* Start RECORDS SUPPLIED *
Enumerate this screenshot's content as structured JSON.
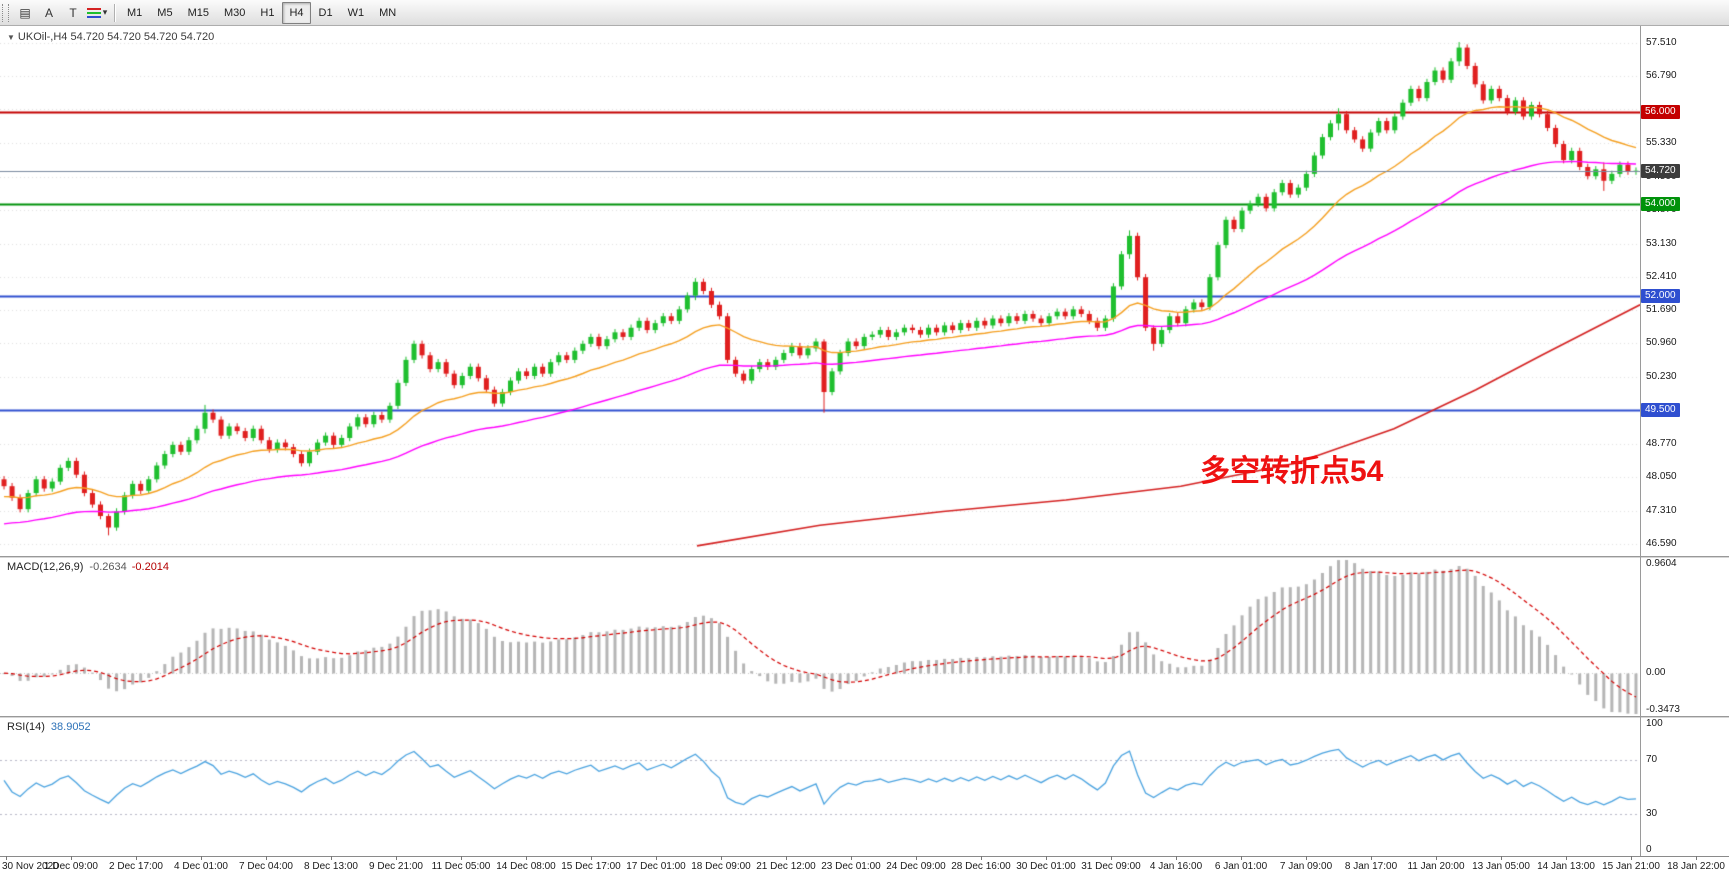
{
  "toolbar": {
    "tools": [
      {
        "name": "chart-template-icon",
        "glyph": "▤"
      },
      {
        "name": "cursor-tool",
        "glyph": "A"
      },
      {
        "name": "text-tool",
        "glyph": "T"
      },
      {
        "name": "line-style-caret",
        "glyph": "▾"
      }
    ],
    "timeframes": [
      {
        "label": "M1"
      },
      {
        "label": "M5"
      },
      {
        "label": "M15"
      },
      {
        "label": "M30"
      },
      {
        "label": "H1"
      },
      {
        "label": "H4",
        "active": true
      },
      {
        "label": "D1"
      },
      {
        "label": "W1"
      },
      {
        "label": "MN"
      }
    ]
  },
  "main_chart": {
    "marker": "▼",
    "symbol_line": "UKOil-,H4 54.720 54.720 54.720 54.720",
    "annotation": {
      "text": "多空转折点54",
      "color": "#ee1111"
    },
    "price_axis_labels": [
      {
        "text": "57.510",
        "price": 57.51
      },
      {
        "text": "56.790",
        "price": 56.79
      },
      {
        "text": "55.330",
        "price": 55.33
      },
      {
        "text": "54.590",
        "price": 54.59
      },
      {
        "text": "53.870",
        "price": 53.87
      },
      {
        "text": "53.130",
        "price": 53.13
      },
      {
        "text": "52.410",
        "price": 52.41
      },
      {
        "text": "51.690",
        "price": 51.69
      },
      {
        "text": "50.960",
        "price": 50.96
      },
      {
        "text": "50.230",
        "price": 50.23
      },
      {
        "text": "48.770",
        "price": 48.77
      },
      {
        "text": "48.050",
        "price": 48.05
      },
      {
        "text": "47.310",
        "price": 47.31
      },
      {
        "text": "46.590",
        "price": 46.59
      }
    ],
    "price_badges": [
      {
        "text": "56.000",
        "price": 56.0,
        "bg": "#c40000"
      },
      {
        "text": "54.720",
        "price": 54.72,
        "bg": "#3c3c3c"
      },
      {
        "text": "54.000",
        "price": 54.0,
        "bg": "#00920a"
      },
      {
        "text": "52.000",
        "price": 52.0,
        "bg": "#2f4fd0"
      },
      {
        "text": "49.500",
        "price": 49.5,
        "bg": "#2f4fd0"
      }
    ]
  },
  "macd_panel": {
    "label": "MACD(12,26,9)",
    "value_main": "-0.2634",
    "value_signal": "-0.2014",
    "axis": [
      {
        "text": "0.9604",
        "v": 0.9604
      },
      {
        "text": "0.00",
        "v": 0
      },
      {
        "text": "-0.3473",
        "v": -0.3473
      }
    ]
  },
  "rsi_panel": {
    "label": "RSI(14)",
    "value": "38.9052",
    "axis": [
      {
        "text": "100",
        "v": 100
      },
      {
        "text": "70",
        "v": 70
      },
      {
        "text": "30",
        "v": 30
      },
      {
        "text": "0",
        "v": 0
      }
    ]
  },
  "time_axis": {
    "labels": [
      "30 Nov 2020",
      "1 Dec 09:00",
      "2 Dec 17:00",
      "4 Dec 01:00",
      "7 Dec 04:00",
      "8 Dec 13:00",
      "9 Dec 21:00",
      "11 Dec 05:00",
      "14 Dec 08:00",
      "15 Dec 17:00",
      "17 Dec 01:00",
      "18 Dec 09:00",
      "21 Dec 12:00",
      "23 Dec 01:00",
      "24 Dec 09:00",
      "28 Dec 16:00",
      "30 Dec 01:00",
      "31 Dec 09:00",
      "4 Jan 16:00",
      "6 Jan 01:00",
      "7 Jan 09:00",
      "8 Jan 17:00",
      "11 Jan 20:00",
      "13 Jan 05:00",
      "14 Jan 13:00",
      "15 Jan 21:00",
      "18 Jan 22:00"
    ]
  },
  "chart_data": {
    "type": "candlestick",
    "symbol": "UKOil-",
    "timeframe": "H4",
    "title": "UKOil-,H4",
    "ohlc_current": [
      54.72,
      54.72,
      54.72,
      54.72
    ],
    "price_range": [
      46.33,
      57.87
    ],
    "open_first": 48.0,
    "closes": [
      47.85,
      47.6,
      47.35,
      47.7,
      48.0,
      47.8,
      47.95,
      48.25,
      48.4,
      48.1,
      47.7,
      47.45,
      47.2,
      46.95,
      47.3,
      47.65,
      47.9,
      47.75,
      48.0,
      48.3,
      48.55,
      48.75,
      48.6,
      48.85,
      49.1,
      49.45,
      49.3,
      48.95,
      49.15,
      49.05,
      48.9,
      49.1,
      48.85,
      48.65,
      48.8,
      48.7,
      48.55,
      48.35,
      48.6,
      48.8,
      48.95,
      48.75,
      48.9,
      49.15,
      49.35,
      49.2,
      49.4,
      49.3,
      49.6,
      50.1,
      50.6,
      50.95,
      50.7,
      50.4,
      50.55,
      50.3,
      50.05,
      50.25,
      50.45,
      50.2,
      49.95,
      49.65,
      49.9,
      50.15,
      50.35,
      50.25,
      50.45,
      50.3,
      50.55,
      50.7,
      50.6,
      50.8,
      50.95,
      51.1,
      50.9,
      51.05,
      51.2,
      51.1,
      51.3,
      51.45,
      51.25,
      51.4,
      51.55,
      51.45,
      51.7,
      52.0,
      52.3,
      52.1,
      51.8,
      51.55,
      50.6,
      50.3,
      50.15,
      50.4,
      50.55,
      50.45,
      50.6,
      50.75,
      50.9,
      50.7,
      50.85,
      51.0,
      49.9,
      50.35,
      50.75,
      51.0,
      50.9,
      51.1,
      51.15,
      51.25,
      51.1,
      51.2,
      51.3,
      51.25,
      51.15,
      51.3,
      51.2,
      51.35,
      51.25,
      51.4,
      51.3,
      51.45,
      51.35,
      51.5,
      51.4,
      51.55,
      51.45,
      51.6,
      51.5,
      51.4,
      51.55,
      51.65,
      51.55,
      51.7,
      51.6,
      51.45,
      51.3,
      51.5,
      52.2,
      52.9,
      53.3,
      52.4,
      51.3,
      50.95,
      51.25,
      51.55,
      51.4,
      51.7,
      51.85,
      51.75,
      52.4,
      53.1,
      53.65,
      53.45,
      53.85,
      54.0,
      54.15,
      53.9,
      54.25,
      54.45,
      54.2,
      54.35,
      54.65,
      55.05,
      55.45,
      55.75,
      55.95,
      55.6,
      55.4,
      55.2,
      55.55,
      55.8,
      55.6,
      55.9,
      56.2,
      56.5,
      56.3,
      56.65,
      56.9,
      56.7,
      57.1,
      57.4,
      57.0,
      56.6,
      56.25,
      56.5,
      56.3,
      56.0,
      56.25,
      55.9,
      56.15,
      55.95,
      55.65,
      55.3,
      54.95,
      55.15,
      54.8,
      54.6,
      54.75,
      54.5,
      54.65,
      54.85,
      54.7,
      54.72
    ],
    "default_wick": 0.07,
    "wick_overrides": {
      "13": [
        47.25,
        46.78
      ],
      "25": [
        49.62,
        49.0
      ],
      "86": [
        52.38,
        51.9
      ],
      "102": [
        51.05,
        49.45
      ],
      "140": [
        53.42,
        52.8
      ],
      "143": [
        51.35,
        50.8
      ],
      "166": [
        56.08,
        55.6
      ],
      "181": [
        57.52,
        57.0
      ],
      "199": [
        54.9,
        54.28
      ]
    },
    "up_color": "#1fbf2f",
    "down_color": "#e01f1f",
    "grid_prices": [
      57.51,
      56.79,
      56.07,
      55.33,
      54.59,
      53.87,
      53.13,
      52.41,
      51.69,
      50.96,
      50.23,
      49.5,
      48.77,
      48.05,
      47.31,
      46.59
    ],
    "h_lines": [
      {
        "price": 56.0,
        "color": "#c40000",
        "width": 2
      },
      {
        "price": 54.0,
        "color": "#00920a",
        "width": 2
      },
      {
        "price": 52.0,
        "color": "#2f4fd0",
        "width": 2
      },
      {
        "price": 49.5,
        "color": "#2f4fd0",
        "width": 2
      }
    ],
    "current_price_line": {
      "price": 54.72,
      "color": "#7a8aa0"
    },
    "moving_averages": {
      "fast": {
        "period": 21,
        "seed": 47.6,
        "color": "#f5a021"
      },
      "medium": {
        "period": 55,
        "seed": 47.0,
        "color": "#ff00ff"
      },
      "slow_anchors": {
        "color": "#d42222",
        "points": [
          [
            0.425,
            46.55
          ],
          [
            0.5,
            47.0
          ],
          [
            0.575,
            47.3
          ],
          [
            0.65,
            47.55
          ],
          [
            0.72,
            47.85
          ],
          [
            0.79,
            48.35
          ],
          [
            0.85,
            49.1
          ],
          [
            0.9,
            49.95
          ],
          [
            0.94,
            50.7
          ],
          [
            0.97,
            51.25
          ],
          [
            1.0,
            51.8
          ]
        ]
      }
    },
    "macd": {
      "fast": 12,
      "slow": 26,
      "signal": 9,
      "scale_max": 0.9604,
      "scale_min": -0.3473,
      "hist_color": "#b6b6b6",
      "signal_color": "#d40000"
    },
    "rsi": {
      "period": 14,
      "levels": [
        70,
        30
      ],
      "color": "#4aa3e0",
      "last": 38.9052
    }
  }
}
* End RECORDS SUPPLIED *
### TO DO
Where a line above contains the string "name", copy that line.

### THE OUTPUT
        "name": "chart-template-icon",
        "name": "cursor-tool",
        "name": "text-tool",
        "name": "line-style-caret",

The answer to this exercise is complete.